* **Problem to work on**: Select every line containing the word "ylabel" from the material, and copy those lines.

* **Data supplied**:

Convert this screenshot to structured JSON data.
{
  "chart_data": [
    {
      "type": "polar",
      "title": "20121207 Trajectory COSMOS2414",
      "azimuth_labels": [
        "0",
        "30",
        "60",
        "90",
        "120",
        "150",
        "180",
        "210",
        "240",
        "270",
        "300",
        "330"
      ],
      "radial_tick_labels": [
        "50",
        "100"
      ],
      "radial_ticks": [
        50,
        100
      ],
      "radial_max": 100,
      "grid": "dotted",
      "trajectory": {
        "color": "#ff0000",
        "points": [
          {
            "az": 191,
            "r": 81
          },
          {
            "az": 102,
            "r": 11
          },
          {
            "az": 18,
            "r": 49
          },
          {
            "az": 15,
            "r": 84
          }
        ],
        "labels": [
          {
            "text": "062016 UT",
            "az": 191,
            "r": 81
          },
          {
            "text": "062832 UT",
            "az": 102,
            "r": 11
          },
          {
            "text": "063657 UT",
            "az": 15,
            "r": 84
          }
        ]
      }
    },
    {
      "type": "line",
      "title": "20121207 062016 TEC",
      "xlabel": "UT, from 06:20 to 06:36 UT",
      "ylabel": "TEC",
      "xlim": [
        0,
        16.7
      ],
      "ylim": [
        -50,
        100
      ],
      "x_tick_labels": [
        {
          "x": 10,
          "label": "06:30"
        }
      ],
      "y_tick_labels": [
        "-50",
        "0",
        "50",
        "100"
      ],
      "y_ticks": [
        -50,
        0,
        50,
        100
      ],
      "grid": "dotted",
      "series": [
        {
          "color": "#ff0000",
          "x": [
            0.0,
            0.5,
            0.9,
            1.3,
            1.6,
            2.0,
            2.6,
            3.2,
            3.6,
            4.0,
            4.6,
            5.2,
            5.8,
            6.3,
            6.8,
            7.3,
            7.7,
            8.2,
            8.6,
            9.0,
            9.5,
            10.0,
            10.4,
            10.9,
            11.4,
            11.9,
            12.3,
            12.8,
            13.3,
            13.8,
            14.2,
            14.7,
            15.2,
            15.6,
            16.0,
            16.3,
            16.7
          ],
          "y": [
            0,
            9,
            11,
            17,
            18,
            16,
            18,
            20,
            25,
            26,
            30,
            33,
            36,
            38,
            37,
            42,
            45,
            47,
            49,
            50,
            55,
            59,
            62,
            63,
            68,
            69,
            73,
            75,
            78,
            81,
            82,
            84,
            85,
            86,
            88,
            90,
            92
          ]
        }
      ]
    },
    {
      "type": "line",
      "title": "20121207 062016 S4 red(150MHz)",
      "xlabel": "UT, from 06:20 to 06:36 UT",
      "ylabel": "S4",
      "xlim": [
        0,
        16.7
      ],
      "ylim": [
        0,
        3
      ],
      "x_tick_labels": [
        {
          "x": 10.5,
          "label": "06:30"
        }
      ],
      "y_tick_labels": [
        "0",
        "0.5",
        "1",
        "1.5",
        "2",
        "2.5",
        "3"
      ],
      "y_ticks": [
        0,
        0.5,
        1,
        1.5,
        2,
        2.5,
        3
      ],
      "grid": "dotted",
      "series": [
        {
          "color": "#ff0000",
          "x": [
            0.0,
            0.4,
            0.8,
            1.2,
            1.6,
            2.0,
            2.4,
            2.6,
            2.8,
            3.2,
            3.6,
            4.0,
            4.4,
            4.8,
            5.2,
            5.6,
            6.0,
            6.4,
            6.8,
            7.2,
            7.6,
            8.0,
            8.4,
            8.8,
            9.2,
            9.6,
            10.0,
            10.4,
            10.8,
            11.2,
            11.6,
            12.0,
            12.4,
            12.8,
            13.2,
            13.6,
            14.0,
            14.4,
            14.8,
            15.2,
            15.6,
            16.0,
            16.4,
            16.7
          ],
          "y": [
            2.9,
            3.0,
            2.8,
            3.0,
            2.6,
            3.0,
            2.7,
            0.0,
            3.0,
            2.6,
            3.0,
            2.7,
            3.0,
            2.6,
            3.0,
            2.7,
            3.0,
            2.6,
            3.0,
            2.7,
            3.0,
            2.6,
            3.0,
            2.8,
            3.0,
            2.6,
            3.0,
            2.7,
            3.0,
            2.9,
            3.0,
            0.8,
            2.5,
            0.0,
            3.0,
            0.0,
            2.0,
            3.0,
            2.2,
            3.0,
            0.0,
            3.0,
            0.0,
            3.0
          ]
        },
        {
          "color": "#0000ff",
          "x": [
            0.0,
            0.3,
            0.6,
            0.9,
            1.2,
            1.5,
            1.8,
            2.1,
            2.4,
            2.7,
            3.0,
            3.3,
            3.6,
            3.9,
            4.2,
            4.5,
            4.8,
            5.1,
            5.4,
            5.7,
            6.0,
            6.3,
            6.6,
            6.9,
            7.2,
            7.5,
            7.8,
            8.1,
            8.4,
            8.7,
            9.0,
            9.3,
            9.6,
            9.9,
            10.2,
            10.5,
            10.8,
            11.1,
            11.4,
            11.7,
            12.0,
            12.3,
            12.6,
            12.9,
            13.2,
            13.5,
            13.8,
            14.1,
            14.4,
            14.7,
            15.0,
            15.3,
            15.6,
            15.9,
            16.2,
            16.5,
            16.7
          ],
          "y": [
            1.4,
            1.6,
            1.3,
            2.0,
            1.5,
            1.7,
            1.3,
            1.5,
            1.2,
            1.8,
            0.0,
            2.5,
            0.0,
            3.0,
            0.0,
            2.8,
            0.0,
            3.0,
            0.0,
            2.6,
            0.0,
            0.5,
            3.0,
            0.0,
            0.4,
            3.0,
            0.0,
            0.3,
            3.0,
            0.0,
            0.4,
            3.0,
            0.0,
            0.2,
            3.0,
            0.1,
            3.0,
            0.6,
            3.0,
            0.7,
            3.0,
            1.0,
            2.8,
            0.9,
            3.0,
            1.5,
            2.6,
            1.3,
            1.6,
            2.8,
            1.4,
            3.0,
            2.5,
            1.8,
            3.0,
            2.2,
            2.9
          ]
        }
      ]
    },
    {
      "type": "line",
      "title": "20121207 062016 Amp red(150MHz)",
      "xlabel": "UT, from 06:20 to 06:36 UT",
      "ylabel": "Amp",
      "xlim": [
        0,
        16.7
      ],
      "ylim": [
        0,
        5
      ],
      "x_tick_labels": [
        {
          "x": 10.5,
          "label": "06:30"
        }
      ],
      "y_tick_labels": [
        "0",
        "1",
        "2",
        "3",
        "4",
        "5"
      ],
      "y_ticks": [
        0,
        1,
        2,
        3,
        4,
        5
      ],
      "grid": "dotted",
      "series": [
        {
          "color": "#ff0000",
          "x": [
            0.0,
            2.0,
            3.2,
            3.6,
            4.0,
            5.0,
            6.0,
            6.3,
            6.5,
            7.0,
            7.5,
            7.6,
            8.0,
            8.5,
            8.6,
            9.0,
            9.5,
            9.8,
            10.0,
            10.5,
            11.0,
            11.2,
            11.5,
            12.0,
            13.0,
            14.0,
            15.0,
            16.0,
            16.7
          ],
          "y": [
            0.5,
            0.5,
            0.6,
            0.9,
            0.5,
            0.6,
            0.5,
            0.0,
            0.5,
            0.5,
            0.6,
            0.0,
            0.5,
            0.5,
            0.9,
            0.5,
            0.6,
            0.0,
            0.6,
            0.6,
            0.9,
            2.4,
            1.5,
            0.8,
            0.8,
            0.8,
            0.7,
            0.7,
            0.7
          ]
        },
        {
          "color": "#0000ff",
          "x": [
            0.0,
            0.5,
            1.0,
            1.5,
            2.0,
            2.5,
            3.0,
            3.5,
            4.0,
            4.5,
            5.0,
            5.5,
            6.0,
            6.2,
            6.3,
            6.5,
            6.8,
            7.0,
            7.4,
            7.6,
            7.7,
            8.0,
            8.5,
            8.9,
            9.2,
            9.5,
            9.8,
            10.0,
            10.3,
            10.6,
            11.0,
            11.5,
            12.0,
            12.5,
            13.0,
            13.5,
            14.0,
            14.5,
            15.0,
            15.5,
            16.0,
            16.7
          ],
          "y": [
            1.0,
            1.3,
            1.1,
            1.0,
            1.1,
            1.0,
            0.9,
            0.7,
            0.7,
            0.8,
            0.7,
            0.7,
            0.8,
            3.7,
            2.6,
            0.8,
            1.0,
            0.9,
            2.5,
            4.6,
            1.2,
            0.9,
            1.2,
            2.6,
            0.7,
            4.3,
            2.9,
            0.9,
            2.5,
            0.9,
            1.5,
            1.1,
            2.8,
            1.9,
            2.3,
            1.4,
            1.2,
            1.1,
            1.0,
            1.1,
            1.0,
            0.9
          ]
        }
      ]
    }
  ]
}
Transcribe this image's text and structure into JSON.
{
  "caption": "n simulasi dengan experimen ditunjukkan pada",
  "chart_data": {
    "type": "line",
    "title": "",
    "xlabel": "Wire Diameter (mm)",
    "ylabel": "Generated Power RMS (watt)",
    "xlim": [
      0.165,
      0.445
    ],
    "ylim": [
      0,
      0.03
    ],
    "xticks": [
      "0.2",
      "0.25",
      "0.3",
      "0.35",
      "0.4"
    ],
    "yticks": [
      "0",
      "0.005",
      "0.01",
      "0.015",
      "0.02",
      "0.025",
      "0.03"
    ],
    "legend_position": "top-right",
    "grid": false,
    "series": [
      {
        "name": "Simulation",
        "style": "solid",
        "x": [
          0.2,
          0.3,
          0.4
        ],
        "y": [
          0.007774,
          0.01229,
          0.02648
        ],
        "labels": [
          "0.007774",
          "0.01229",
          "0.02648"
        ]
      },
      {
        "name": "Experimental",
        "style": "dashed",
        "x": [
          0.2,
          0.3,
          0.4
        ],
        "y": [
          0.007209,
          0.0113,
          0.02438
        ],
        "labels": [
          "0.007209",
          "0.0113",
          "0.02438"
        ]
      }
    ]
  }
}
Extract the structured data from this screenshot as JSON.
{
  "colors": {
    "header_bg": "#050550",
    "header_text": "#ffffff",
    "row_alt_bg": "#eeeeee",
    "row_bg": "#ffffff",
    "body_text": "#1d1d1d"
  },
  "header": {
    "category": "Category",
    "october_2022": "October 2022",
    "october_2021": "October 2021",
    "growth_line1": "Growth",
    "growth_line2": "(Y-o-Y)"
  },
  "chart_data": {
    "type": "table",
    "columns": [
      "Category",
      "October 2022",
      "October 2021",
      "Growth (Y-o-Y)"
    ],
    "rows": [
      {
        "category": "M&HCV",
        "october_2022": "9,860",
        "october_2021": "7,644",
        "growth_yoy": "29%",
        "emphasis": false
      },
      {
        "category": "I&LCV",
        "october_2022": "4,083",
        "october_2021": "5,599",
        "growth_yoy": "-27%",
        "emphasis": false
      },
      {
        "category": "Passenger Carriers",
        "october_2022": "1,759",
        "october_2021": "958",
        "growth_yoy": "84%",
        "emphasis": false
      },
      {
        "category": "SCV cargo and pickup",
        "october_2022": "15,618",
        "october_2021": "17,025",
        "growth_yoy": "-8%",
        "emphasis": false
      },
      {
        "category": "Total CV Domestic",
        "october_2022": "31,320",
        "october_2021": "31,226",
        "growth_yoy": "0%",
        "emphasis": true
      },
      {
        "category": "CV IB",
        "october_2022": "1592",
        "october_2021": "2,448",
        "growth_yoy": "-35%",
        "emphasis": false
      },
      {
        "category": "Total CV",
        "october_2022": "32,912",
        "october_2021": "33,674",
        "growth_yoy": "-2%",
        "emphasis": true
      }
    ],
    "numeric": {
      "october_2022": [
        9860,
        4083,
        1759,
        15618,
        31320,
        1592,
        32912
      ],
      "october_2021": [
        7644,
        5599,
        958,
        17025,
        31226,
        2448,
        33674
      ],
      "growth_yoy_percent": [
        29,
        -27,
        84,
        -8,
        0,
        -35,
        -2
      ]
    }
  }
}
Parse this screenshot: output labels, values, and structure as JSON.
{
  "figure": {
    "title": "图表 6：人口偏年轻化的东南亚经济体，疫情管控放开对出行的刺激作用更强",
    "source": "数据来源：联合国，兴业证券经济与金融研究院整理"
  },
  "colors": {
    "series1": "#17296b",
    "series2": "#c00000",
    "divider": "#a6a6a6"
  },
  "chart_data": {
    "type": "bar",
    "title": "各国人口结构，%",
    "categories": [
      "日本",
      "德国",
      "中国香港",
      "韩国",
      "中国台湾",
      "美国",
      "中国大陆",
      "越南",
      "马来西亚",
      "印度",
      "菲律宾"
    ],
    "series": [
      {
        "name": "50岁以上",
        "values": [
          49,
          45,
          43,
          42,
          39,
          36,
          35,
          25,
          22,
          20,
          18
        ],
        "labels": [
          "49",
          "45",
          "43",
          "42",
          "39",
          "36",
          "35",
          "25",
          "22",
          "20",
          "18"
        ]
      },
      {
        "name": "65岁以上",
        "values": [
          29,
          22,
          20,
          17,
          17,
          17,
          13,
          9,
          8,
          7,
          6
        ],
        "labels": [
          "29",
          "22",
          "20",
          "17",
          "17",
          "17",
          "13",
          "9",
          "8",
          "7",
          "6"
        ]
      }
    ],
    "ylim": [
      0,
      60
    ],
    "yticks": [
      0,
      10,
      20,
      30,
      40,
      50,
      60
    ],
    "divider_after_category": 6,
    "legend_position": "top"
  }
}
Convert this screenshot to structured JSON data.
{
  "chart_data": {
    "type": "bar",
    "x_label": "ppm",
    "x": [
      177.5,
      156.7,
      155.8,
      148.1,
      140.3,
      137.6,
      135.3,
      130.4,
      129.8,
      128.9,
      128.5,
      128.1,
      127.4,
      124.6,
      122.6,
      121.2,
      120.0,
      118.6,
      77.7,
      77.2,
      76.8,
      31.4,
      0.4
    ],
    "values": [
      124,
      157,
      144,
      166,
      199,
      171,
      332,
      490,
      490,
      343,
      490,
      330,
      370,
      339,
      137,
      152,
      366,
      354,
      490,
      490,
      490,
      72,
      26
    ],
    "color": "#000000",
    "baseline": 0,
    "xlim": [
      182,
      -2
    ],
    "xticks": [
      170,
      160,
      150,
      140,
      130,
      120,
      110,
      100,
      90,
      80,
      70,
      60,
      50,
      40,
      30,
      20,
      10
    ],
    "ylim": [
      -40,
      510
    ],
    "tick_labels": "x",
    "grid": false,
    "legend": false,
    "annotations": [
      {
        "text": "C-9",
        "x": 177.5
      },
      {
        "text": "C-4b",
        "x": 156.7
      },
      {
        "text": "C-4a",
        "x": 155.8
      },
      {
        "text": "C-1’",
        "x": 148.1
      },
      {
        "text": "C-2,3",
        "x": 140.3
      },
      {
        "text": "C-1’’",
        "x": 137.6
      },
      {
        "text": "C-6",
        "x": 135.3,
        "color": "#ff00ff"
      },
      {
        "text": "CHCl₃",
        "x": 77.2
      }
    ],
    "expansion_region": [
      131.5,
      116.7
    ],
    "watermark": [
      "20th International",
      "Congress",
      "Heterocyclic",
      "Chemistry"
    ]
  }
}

* **Exercise solution**:
      "ylabel": "TEC",
      "ylabel": "S4",
      "ylabel": "Amp",
    "ylabel": "Generated Power RMS (watt)",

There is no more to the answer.